● **DIRECTIVE**
Recast the stretch below, from the line containing "category-label: Cotton bbox=[611, 284, 643, 296]" through the line containing "bar bbox=[369, 94, 419, 103]", as a Markdown table with the columns Position and Text, where Position numbers each line in order and blank lines are omitted.

━━━━━ SUPPLIED INFORMATION ━━━━━

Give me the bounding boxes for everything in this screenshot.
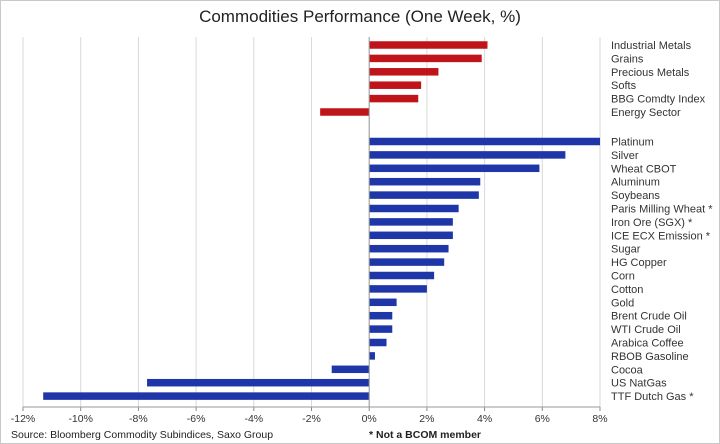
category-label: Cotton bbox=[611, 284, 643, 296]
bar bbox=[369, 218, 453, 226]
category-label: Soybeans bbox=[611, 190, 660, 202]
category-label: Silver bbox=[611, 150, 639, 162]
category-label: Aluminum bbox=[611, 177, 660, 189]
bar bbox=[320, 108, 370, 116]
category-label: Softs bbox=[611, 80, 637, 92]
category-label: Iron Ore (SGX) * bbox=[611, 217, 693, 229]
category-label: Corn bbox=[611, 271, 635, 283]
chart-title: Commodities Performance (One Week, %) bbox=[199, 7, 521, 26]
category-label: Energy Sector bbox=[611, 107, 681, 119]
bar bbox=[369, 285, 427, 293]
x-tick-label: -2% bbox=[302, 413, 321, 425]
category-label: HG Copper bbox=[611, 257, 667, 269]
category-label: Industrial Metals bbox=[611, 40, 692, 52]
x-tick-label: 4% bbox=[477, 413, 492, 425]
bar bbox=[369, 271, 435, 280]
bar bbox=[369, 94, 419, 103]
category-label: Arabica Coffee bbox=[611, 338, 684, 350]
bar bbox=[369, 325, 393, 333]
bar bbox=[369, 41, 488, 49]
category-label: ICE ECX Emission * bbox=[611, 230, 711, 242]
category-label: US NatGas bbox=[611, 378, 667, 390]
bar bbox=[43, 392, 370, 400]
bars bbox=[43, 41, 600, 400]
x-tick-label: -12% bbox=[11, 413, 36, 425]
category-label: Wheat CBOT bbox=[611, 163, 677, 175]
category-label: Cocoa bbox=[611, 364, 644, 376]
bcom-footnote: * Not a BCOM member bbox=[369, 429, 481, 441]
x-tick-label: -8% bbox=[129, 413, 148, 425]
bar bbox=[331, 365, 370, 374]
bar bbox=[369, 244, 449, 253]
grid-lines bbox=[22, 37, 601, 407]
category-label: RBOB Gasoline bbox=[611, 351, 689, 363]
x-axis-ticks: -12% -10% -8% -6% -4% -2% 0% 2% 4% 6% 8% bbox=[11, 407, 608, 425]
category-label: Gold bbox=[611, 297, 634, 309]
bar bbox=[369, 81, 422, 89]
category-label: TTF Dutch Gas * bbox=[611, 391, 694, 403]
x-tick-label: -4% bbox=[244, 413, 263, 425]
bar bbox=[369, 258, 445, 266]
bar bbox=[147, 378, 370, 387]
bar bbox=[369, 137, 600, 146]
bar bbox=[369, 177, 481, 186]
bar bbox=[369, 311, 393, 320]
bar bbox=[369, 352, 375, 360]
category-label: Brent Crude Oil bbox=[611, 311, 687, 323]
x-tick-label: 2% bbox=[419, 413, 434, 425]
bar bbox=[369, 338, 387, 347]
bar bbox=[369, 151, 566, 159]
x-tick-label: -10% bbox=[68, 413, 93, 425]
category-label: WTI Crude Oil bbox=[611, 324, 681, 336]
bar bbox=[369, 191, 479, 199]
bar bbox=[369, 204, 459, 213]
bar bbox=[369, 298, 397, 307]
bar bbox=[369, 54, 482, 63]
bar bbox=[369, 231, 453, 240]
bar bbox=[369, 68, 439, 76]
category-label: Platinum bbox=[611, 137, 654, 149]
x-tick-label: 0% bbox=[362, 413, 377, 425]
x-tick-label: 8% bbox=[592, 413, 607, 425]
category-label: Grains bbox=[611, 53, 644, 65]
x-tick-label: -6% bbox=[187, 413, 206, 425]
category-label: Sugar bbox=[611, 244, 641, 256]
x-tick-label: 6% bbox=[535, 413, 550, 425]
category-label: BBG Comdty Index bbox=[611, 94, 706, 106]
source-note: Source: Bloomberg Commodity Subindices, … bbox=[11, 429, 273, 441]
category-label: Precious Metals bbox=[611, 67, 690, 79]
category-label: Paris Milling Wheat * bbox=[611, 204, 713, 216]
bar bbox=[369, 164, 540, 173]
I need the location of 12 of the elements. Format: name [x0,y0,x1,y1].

━━━━━
━━━━━ SUPPLIED INFORMATION ━━━━━

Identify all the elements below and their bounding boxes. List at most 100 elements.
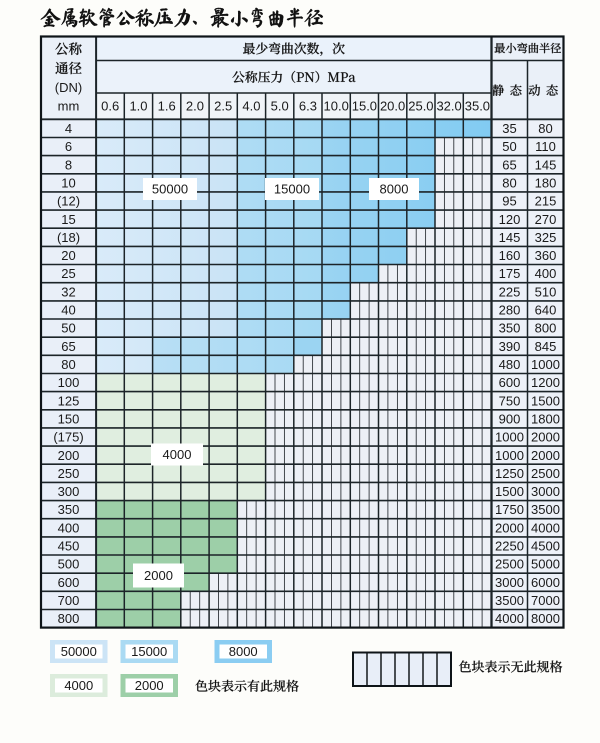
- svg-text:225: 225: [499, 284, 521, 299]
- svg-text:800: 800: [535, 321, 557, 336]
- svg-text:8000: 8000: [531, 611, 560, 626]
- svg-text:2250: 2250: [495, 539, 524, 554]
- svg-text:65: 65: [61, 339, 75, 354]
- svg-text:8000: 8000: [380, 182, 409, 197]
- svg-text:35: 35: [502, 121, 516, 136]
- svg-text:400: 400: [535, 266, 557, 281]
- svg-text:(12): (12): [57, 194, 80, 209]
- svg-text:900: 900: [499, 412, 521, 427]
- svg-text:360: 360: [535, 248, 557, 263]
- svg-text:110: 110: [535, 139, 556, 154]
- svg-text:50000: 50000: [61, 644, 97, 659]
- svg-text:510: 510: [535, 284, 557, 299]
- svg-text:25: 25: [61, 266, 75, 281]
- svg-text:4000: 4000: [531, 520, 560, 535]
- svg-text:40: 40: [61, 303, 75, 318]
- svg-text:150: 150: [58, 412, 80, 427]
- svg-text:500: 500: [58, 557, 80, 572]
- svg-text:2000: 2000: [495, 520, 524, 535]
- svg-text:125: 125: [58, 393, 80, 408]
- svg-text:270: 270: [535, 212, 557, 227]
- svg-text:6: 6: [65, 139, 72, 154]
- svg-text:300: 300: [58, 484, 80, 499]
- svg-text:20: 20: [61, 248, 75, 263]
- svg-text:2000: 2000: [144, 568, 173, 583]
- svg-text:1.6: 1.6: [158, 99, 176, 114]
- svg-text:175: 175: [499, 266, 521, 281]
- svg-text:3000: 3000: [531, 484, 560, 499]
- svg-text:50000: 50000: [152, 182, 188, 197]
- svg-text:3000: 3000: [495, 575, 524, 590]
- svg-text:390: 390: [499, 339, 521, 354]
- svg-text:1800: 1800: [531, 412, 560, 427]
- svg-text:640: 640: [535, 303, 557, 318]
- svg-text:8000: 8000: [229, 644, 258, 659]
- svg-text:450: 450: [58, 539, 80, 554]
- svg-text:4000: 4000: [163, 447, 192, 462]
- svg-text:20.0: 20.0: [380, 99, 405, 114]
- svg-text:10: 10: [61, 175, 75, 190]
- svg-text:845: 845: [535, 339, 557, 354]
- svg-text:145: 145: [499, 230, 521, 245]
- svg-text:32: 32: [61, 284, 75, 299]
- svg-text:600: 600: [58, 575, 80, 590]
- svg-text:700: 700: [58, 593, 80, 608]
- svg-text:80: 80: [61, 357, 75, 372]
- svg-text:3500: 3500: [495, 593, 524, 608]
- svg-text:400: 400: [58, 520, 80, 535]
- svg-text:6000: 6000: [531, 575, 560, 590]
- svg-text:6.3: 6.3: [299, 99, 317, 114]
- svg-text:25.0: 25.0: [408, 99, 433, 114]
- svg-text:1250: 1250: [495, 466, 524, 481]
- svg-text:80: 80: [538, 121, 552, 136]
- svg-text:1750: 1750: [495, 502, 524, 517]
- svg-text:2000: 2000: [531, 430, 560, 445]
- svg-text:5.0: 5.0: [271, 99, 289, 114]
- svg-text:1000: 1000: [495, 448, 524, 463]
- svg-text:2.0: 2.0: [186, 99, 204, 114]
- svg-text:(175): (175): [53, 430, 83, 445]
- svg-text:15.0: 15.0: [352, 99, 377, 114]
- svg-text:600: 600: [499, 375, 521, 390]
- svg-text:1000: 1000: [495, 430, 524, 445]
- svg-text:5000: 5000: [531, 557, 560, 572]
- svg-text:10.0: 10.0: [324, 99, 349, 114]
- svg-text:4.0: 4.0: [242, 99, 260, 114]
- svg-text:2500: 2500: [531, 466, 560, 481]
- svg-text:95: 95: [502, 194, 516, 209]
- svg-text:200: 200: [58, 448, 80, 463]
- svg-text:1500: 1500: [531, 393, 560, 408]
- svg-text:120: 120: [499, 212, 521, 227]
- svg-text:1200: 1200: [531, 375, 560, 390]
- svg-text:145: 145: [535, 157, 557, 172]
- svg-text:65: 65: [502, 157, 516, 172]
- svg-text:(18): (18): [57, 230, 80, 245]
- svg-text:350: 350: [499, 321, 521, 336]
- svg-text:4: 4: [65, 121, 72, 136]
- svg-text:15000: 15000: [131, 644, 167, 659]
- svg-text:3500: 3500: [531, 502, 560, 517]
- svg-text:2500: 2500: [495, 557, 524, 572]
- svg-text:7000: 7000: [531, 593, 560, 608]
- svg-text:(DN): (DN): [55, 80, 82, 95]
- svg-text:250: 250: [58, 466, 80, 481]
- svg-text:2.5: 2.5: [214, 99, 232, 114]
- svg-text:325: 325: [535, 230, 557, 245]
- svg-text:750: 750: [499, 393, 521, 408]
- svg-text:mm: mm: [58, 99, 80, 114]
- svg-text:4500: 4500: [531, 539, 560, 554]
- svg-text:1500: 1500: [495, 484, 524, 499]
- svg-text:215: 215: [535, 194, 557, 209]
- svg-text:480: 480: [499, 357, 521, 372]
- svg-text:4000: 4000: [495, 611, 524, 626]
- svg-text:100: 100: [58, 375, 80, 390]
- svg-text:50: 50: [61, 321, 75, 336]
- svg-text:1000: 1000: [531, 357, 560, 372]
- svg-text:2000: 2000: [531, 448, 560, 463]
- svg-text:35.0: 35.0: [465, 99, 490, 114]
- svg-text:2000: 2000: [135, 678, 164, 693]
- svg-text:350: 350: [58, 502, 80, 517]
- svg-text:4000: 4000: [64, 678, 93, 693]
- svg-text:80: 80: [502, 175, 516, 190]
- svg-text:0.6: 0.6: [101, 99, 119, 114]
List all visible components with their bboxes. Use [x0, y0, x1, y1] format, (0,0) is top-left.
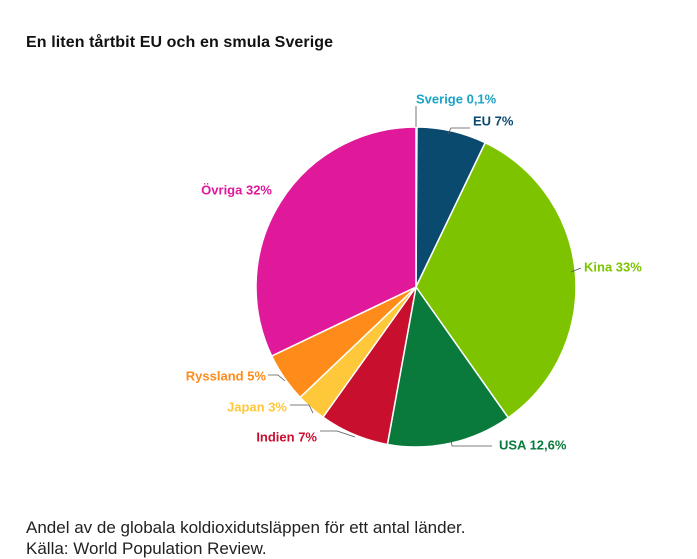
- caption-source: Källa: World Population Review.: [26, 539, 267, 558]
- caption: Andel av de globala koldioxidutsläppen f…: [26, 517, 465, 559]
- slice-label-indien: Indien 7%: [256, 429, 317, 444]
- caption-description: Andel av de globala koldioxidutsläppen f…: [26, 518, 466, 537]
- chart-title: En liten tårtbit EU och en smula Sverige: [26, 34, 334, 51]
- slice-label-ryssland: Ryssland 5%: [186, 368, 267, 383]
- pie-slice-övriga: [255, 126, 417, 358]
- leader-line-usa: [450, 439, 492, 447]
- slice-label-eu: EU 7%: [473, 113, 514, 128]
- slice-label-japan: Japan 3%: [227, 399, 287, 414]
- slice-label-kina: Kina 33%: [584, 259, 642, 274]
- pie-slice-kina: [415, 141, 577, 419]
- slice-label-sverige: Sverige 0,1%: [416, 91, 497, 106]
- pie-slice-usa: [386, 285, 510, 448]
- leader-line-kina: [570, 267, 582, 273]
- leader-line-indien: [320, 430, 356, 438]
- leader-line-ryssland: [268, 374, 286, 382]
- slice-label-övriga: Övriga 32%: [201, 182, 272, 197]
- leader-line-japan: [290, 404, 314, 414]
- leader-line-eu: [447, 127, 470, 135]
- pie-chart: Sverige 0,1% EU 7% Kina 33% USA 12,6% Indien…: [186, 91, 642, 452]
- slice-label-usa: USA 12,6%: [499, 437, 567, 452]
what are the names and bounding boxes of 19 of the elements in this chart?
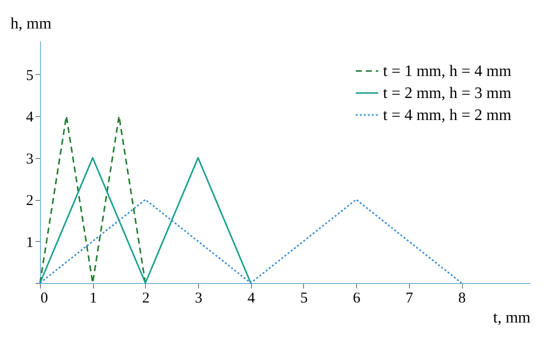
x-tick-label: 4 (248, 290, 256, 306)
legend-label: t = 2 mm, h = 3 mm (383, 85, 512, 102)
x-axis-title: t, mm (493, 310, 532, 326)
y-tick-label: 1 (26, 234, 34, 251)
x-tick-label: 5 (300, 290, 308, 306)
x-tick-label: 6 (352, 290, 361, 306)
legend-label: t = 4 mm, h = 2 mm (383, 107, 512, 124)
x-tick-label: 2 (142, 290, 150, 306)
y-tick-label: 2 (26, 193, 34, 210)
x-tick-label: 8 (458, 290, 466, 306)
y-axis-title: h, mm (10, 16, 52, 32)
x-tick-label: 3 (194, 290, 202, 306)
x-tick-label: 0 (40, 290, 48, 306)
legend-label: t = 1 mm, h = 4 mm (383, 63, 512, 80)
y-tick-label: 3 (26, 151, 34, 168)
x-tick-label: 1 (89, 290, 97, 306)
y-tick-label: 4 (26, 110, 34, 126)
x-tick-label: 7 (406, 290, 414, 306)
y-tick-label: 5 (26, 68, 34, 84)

━━━━━
━━━━━ SUPPLIED INFORMATION ━━━━━

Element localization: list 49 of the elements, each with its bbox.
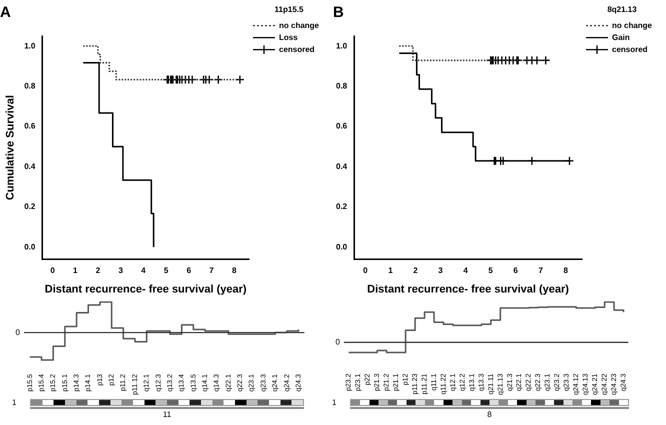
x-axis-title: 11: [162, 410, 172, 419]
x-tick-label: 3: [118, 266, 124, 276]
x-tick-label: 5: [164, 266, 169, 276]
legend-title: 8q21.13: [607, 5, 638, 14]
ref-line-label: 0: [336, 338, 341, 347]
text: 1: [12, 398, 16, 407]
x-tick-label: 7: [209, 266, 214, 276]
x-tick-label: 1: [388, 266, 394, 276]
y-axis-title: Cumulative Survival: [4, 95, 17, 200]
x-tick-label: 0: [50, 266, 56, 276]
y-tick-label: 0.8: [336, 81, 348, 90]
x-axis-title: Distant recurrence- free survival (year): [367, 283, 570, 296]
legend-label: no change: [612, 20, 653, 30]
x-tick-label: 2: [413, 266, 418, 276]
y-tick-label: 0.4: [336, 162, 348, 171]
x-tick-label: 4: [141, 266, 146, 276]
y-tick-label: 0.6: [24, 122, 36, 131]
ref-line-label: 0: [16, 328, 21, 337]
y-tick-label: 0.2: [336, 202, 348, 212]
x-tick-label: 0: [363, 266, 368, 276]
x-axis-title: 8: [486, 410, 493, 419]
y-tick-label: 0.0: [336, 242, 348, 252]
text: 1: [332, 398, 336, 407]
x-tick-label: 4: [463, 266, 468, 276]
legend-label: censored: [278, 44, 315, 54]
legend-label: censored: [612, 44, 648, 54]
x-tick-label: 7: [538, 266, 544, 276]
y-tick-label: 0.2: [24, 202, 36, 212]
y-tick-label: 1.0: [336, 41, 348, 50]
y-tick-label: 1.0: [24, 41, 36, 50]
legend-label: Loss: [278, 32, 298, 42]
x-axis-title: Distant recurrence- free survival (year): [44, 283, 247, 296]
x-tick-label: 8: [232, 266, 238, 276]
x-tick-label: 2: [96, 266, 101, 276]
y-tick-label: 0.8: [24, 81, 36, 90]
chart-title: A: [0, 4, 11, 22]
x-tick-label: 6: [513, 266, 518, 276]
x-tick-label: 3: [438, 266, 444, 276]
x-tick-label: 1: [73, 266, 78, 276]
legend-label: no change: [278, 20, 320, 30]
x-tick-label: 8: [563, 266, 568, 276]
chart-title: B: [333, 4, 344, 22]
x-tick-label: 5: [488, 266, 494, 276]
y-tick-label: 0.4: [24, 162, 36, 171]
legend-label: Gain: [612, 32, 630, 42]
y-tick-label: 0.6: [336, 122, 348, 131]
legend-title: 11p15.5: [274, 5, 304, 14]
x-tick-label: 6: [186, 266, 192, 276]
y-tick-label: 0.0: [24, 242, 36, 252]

━━━━━

● **OUTPUT FOR THIS TASK**
| Position | Text |
|---|---|
| 1 | category-label: Cotton bbox=[611, 284, 643, 296] |
| 2 | bar bbox=[369, 218, 453, 226] |
| 3 | category-label: Soybeans bbox=[611, 190, 660, 202] |
| 4 | category-label: Silver bbox=[611, 150, 639, 162] |
| 5 | category-label: Aluminum bbox=[611, 177, 660, 189] |
| 6 | bar bbox=[320, 108, 370, 116] |
| 7 | category-label: Softs bbox=[611, 80, 637, 92] |
| 8 | category-label: Iron Ore (SGX) * bbox=[611, 217, 693, 229] |
| 9 | category-label: Corn bbox=[611, 271, 635, 283] |
| 10 | chart-title: Commodities Performance (One Week, %) bbox=[199, 7, 521, 26] |
| 11 | category-label: Energy Sector bbox=[611, 107, 681, 119] |
| 12 | bar bbox=[369, 285, 427, 293] |
| 13 | x-tick-label: -2% bbox=[302, 413, 321, 425] |
| 14 | category-label: HG Copper bbox=[611, 257, 667, 269] |
| 15 | category-label: Industrial Metals bbox=[611, 40, 692, 52] |
| 16 | x-tick-label: 4% bbox=[477, 413, 492, 425] |
| 17 | bar bbox=[369, 271, 435, 280] |
| 18 | bar bbox=[369, 94, 419, 103] |